Problem to solve: Write out, precisely and in full, each line of the material.

Material:
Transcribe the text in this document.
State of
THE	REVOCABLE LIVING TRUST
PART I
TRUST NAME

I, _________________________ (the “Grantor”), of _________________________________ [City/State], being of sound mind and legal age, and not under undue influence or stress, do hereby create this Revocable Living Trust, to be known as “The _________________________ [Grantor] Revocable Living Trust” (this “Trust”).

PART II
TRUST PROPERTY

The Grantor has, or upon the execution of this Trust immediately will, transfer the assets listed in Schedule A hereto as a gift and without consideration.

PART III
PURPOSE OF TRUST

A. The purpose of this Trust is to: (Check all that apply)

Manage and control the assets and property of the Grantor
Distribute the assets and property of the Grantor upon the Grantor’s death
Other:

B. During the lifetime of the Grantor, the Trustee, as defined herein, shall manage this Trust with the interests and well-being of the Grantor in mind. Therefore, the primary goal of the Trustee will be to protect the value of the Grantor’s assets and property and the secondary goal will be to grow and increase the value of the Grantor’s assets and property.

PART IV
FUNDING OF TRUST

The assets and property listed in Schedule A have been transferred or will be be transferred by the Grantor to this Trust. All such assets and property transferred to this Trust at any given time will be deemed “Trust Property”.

Response to the exercise:
Transcribe the text in this document.
State of
THE	REVOCABLE LIVING TRUST
PART I
TRUST NAME

I, _________________________ (the “Grantor”), of _________________________________ [City/State], being of sound mind and legal age, and not under undue influence or stress, do hereby create this Revocable Living Trust, to be known as “The _________________________ [Grantor] Revocable Living Trust” (this “Trust”).

PART II
TRUST PROPERTY

The Grantor has, or upon the execution of this Trust immediately will, transfer the assets listed in Schedule A hereto as a gift and without consideration.

PART III
PURPOSE OF TRUST

A. The purpose of this Trust is to: (Check all that apply)

Manage and control the assets and property of the Grantor
Distribute the assets and property of the Grantor upon the Grantor’s death
Other:

B. During the lifetime of the Grantor, the Trustee, as defined herein, shall manage this Trust with the interests and well-being of the Grantor in mind. Therefore, the primary goal of the Trustee will be to protect the value of the Grantor’s assets and property and the secondary goal will be to grow and increase the value of the Grantor’s assets and property.

PART IV
FUNDING OF TRUST

The assets and property listed in Schedule A have been transferred or will be be transferred by the Grantor to this Trust. All such assets and property transferred to this Trust at any given time will be deemed “Trust Property”.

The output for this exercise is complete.